◆ **GIVEN EXERCISE**:
Identify the lines that contain the word "number", then copy them.

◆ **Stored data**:
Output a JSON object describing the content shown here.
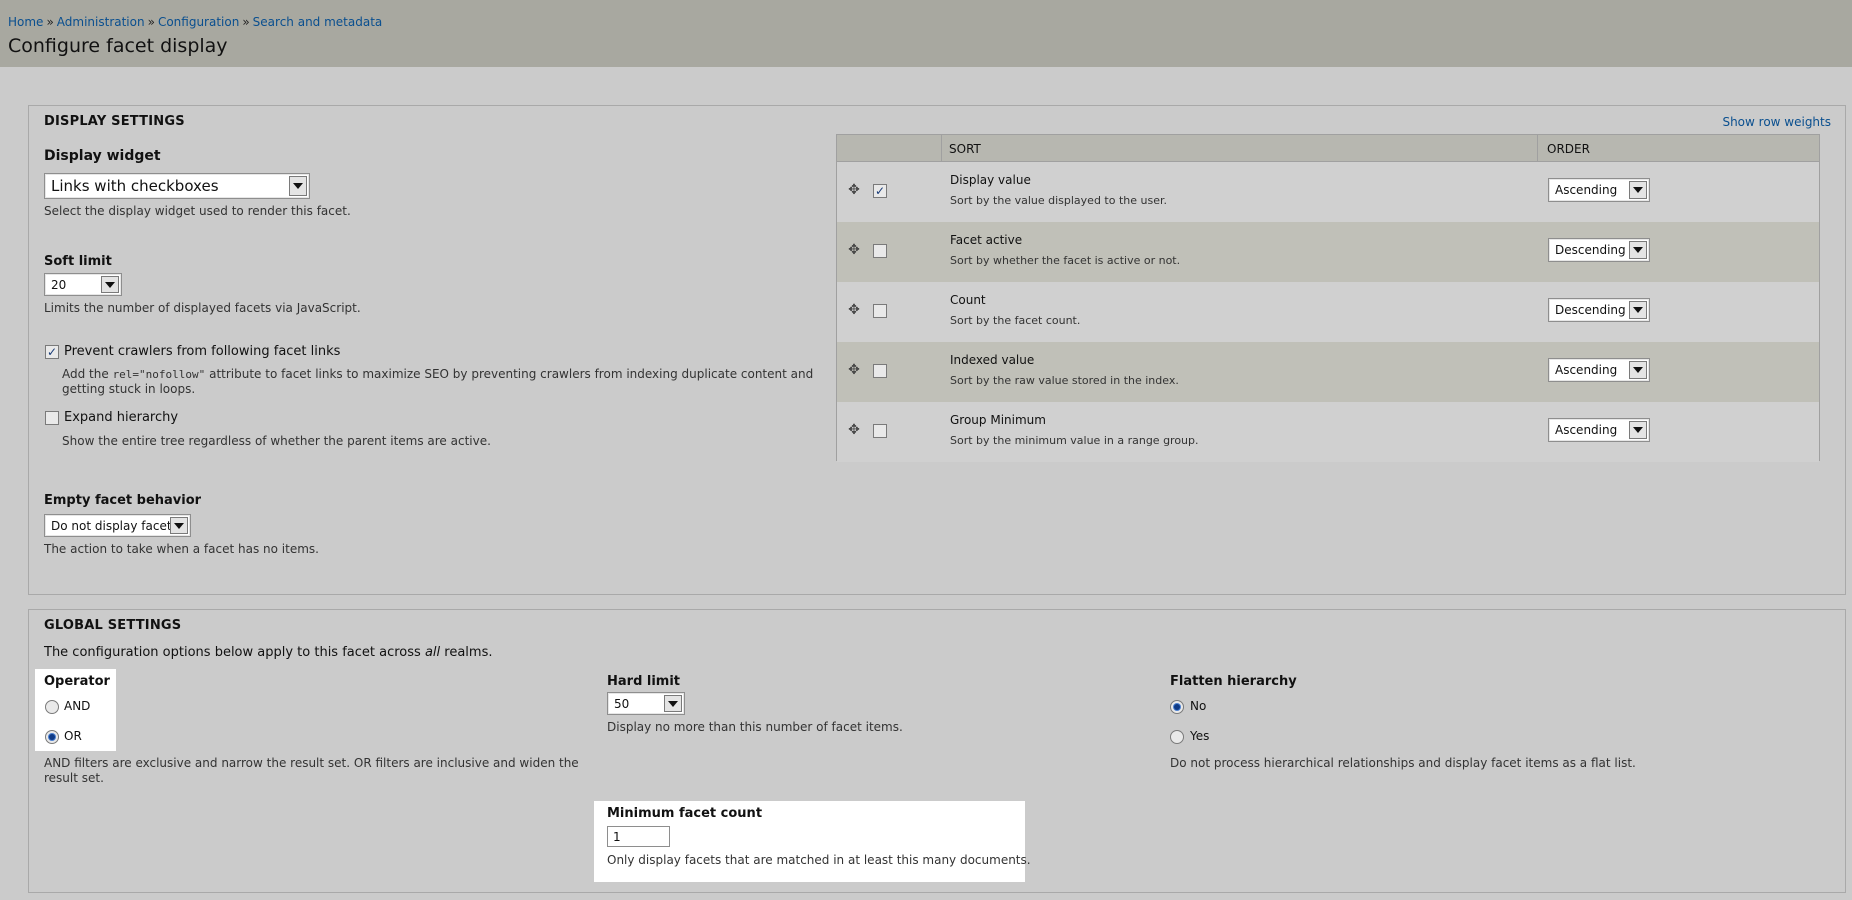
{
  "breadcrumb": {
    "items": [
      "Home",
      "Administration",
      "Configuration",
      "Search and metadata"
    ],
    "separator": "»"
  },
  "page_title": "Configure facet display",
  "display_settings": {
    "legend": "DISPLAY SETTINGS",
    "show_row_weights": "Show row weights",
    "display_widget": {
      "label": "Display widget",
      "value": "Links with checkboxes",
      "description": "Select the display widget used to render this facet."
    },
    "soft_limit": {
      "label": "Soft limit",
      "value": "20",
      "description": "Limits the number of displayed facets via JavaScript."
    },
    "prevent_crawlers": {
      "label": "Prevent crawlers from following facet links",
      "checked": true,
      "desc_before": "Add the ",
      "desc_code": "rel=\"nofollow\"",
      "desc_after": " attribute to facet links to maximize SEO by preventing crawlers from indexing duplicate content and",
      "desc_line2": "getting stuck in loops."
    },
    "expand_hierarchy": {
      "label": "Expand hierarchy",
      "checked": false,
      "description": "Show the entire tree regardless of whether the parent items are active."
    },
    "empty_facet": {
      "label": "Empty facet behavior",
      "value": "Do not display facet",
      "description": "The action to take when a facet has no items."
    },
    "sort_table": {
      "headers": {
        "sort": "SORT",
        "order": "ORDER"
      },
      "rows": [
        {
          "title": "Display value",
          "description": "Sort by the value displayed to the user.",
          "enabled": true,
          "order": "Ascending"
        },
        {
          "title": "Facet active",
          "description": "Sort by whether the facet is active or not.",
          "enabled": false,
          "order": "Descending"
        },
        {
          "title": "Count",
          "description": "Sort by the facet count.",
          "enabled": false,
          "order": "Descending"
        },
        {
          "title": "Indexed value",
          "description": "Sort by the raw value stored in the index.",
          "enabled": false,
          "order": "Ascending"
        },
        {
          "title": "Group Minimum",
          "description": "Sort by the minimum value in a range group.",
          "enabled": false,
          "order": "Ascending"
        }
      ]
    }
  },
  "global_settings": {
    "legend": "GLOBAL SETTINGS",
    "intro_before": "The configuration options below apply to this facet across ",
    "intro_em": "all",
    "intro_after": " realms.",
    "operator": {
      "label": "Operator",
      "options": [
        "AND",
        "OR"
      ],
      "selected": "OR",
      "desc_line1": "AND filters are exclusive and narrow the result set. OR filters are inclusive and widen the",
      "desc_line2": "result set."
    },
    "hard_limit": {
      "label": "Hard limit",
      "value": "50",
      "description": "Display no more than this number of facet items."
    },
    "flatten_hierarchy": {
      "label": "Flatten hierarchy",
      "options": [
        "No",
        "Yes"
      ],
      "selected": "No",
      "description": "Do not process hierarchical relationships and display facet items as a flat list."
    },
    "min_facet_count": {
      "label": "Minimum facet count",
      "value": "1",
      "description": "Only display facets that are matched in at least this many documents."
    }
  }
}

==

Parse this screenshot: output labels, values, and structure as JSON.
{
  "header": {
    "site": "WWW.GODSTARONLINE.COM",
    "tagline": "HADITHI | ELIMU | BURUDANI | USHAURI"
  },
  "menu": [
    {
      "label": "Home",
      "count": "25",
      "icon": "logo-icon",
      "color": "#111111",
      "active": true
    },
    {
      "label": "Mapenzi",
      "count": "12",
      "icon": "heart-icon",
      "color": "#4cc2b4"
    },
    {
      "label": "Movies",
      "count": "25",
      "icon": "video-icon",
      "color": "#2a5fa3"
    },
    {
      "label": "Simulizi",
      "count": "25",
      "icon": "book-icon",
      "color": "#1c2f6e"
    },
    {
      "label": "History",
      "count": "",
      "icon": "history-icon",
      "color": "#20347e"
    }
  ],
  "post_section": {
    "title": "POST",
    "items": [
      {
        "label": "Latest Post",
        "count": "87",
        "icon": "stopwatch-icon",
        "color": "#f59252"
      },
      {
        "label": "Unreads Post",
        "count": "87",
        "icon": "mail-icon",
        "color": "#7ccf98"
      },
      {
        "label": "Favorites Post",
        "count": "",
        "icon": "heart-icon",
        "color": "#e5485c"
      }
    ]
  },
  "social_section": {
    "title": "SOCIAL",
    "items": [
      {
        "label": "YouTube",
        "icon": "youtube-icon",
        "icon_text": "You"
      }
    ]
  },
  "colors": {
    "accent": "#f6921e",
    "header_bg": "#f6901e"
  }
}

◆ **RESPONSE TO THIS EXERCISE**:
      "description": "Limits the number of displayed facets via JavaScript."
      "description": "Display no more than this number of facet items."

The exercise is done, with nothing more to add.